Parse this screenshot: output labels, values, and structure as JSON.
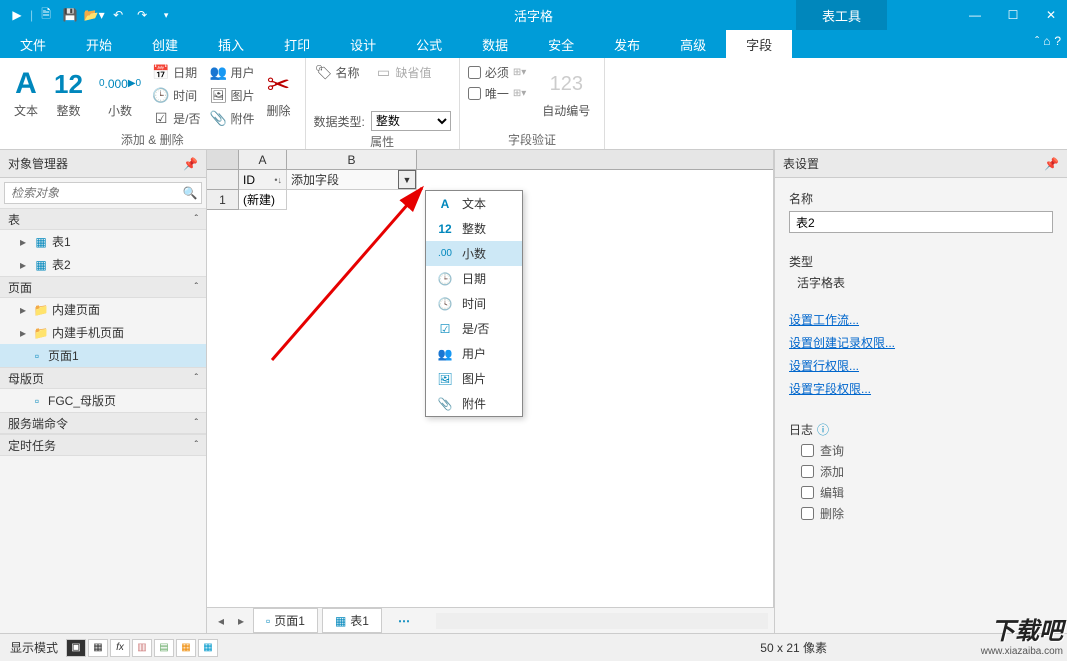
{
  "titlebar": {
    "app_title": "活字格",
    "tools_tab": "表工具"
  },
  "menubar": {
    "items": [
      "文件",
      "开始",
      "创建",
      "插入",
      "打印",
      "设计",
      "公式",
      "数据",
      "安全",
      "发布",
      "高级",
      "字段"
    ],
    "active": 11
  },
  "ribbon": {
    "group1": {
      "big": [
        {
          "label": "文本",
          "color": "#0087bc",
          "glyph": "A"
        },
        {
          "label": "整数",
          "color": "#0087bc",
          "glyph": "12"
        },
        {
          "label": "小数",
          "color": "#0087bc",
          "glyph": ".000"
        }
      ],
      "mini": [
        {
          "label": "日期",
          "icon": "📅"
        },
        {
          "label": "用户",
          "icon": "👥"
        },
        {
          "label": "时间",
          "icon": "🕒"
        },
        {
          "label": "图片",
          "icon": "🖼"
        },
        {
          "label": "是/否",
          "icon": "☑"
        },
        {
          "label": "附件",
          "icon": "📎"
        }
      ],
      "delete": "删除",
      "title": "添加 & 删除"
    },
    "group2": {
      "rows": [
        {
          "label": "名称",
          "icon": "🏷"
        },
        {
          "label": "缺省值",
          "icon": "▭"
        }
      ],
      "type_label": "数据类型:",
      "type_value": "整数",
      "title": "属性"
    },
    "group3": {
      "chk1": "必须",
      "chk2": "唯一",
      "auto": "自动编号",
      "title": "字段验证"
    }
  },
  "left": {
    "title": "对象管理器",
    "search_placeholder": "检索对象",
    "sec_table": "表",
    "tables": [
      "表1",
      "表2"
    ],
    "sec_page": "页面",
    "pages_folders": [
      "内建页面",
      "内建手机页面"
    ],
    "page_leaf": "页面1",
    "sec_master": "母版页",
    "master_leaf": "FGC_母版页",
    "sec_cmd": "服务端命令",
    "sec_task": "定时任务"
  },
  "grid": {
    "colA": "A",
    "colB": "B",
    "id_label": "ID",
    "add_field": "添加字段",
    "row1": "1",
    "row1_val": "(新建)"
  },
  "dropdown": {
    "items": [
      {
        "label": "文本",
        "icon": "A",
        "color": "#0087bc"
      },
      {
        "label": "整数",
        "icon": "12",
        "color": "#0087bc"
      },
      {
        "label": "小数",
        "icon": ".00",
        "color": "#0087bc",
        "hover": true
      },
      {
        "label": "日期",
        "icon": "🕒"
      },
      {
        "label": "时间",
        "icon": "🕓"
      },
      {
        "label": "是/否",
        "icon": "☑"
      },
      {
        "label": "用户",
        "icon": "👥"
      },
      {
        "label": "图片",
        "icon": "🖼"
      },
      {
        "label": "附件",
        "icon": "📎"
      }
    ]
  },
  "sheets": {
    "tab1": "页面1",
    "tab2": "表1"
  },
  "right": {
    "title": "表设置",
    "name_label": "名称",
    "name_value": "表2",
    "type_label": "类型",
    "type_value": "活字格表",
    "links": [
      "设置工作流...",
      "设置创建记录权限...",
      "设置行权限...",
      "设置字段权限..."
    ],
    "log_label": "日志",
    "log_opts": [
      "查询",
      "添加",
      "编辑",
      "删除"
    ]
  },
  "status": {
    "mode_label": "显示模式",
    "pixels": "50 x 21 像素"
  },
  "watermark": {
    "line1": "下载吧",
    "line2": "www.xiazaiba.com"
  }
}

> [Written request]:
Copy every record above exactly, leaving out any pictures.

> [Response to this exercise]:
Parse this screenshot: output labels, values, and structure as JSON.
{
  "titlebar": {
    "app_title": "活字格",
    "tools_tab": "表工具"
  },
  "menubar": {
    "items": [
      "文件",
      "开始",
      "创建",
      "插入",
      "打印",
      "设计",
      "公式",
      "数据",
      "安全",
      "发布",
      "高级",
      "字段"
    ],
    "active": 11
  },
  "ribbon": {
    "group1": {
      "big": [
        {
          "label": "文本",
          "color": "#0087bc",
          "glyph": "A"
        },
        {
          "label": "整数",
          "color": "#0087bc",
          "glyph": "12"
        },
        {
          "label": "小数",
          "color": "#0087bc",
          "glyph": ".000"
        }
      ],
      "mini": [
        {
          "label": "日期",
          "icon": "📅"
        },
        {
          "label": "用户",
          "icon": "👥"
        },
        {
          "label": "时间",
          "icon": "🕒"
        },
        {
          "label": "图片",
          "icon": "🖼"
        },
        {
          "label": "是/否",
          "icon": "☑"
        },
        {
          "label": "附件",
          "icon": "📎"
        }
      ],
      "delete": "删除",
      "title": "添加 & 删除"
    },
    "group2": {
      "rows": [
        {
          "label": "名称",
          "icon": "🏷"
        },
        {
          "label": "缺省值",
          "icon": "▭"
        }
      ],
      "type_label": "数据类型:",
      "type_value": "整数",
      "title": "属性"
    },
    "group3": {
      "chk1": "必须",
      "chk2": "唯一",
      "auto": "自动编号",
      "title": "字段验证"
    }
  },
  "left": {
    "title": "对象管理器",
    "search_placeholder": "检索对象",
    "sec_table": "表",
    "tables": [
      "表1",
      "表2"
    ],
    "sec_page": "页面",
    "pages_folders": [
      "内建页面",
      "内建手机页面"
    ],
    "page_leaf": "页面1",
    "sec_master": "母版页",
    "master_leaf": "FGC_母版页",
    "sec_cmd": "服务端命令",
    "sec_task": "定时任务"
  },
  "grid": {
    "colA": "A",
    "colB": "B",
    "id_label": "ID",
    "add_field": "添加字段",
    "row1": "1",
    "row1_val": "(新建)"
  },
  "dropdown": {
    "items": [
      {
        "label": "文本",
        "icon": "A",
        "color": "#0087bc"
      },
      {
        "label": "整数",
        "icon": "12",
        "color": "#0087bc"
      },
      {
        "label": "小数",
        "icon": ".00",
        "color": "#0087bc",
        "hover": true
      },
      {
        "label": "日期",
        "icon": "🕒"
      },
      {
        "label": "时间",
        "icon": "🕓"
      },
      {
        "label": "是/否",
        "icon": "☑"
      },
      {
        "label": "用户",
        "icon": "👥"
      },
      {
        "label": "图片",
        "icon": "🖼"
      },
      {
        "label": "附件",
        "icon": "📎"
      }
    ]
  },
  "sheets": {
    "tab1": "页面1",
    "tab2": "表1"
  },
  "right": {
    "title": "表设置",
    "name_label": "名称",
    "name_value": "表2",
    "type_label": "类型",
    "type_value": "活字格表",
    "links": [
      "设置工作流...",
      "设置创建记录权限...",
      "设置行权限...",
      "设置字段权限..."
    ],
    "log_label": "日志",
    "log_opts": [
      "查询",
      "添加",
      "编辑",
      "删除"
    ]
  },
  "status": {
    "mode_label": "显示模式",
    "pixels": "50 x 21 像素"
  },
  "watermark": {
    "line1": "下载吧",
    "line2": "www.xiazaiba.com"
  }
}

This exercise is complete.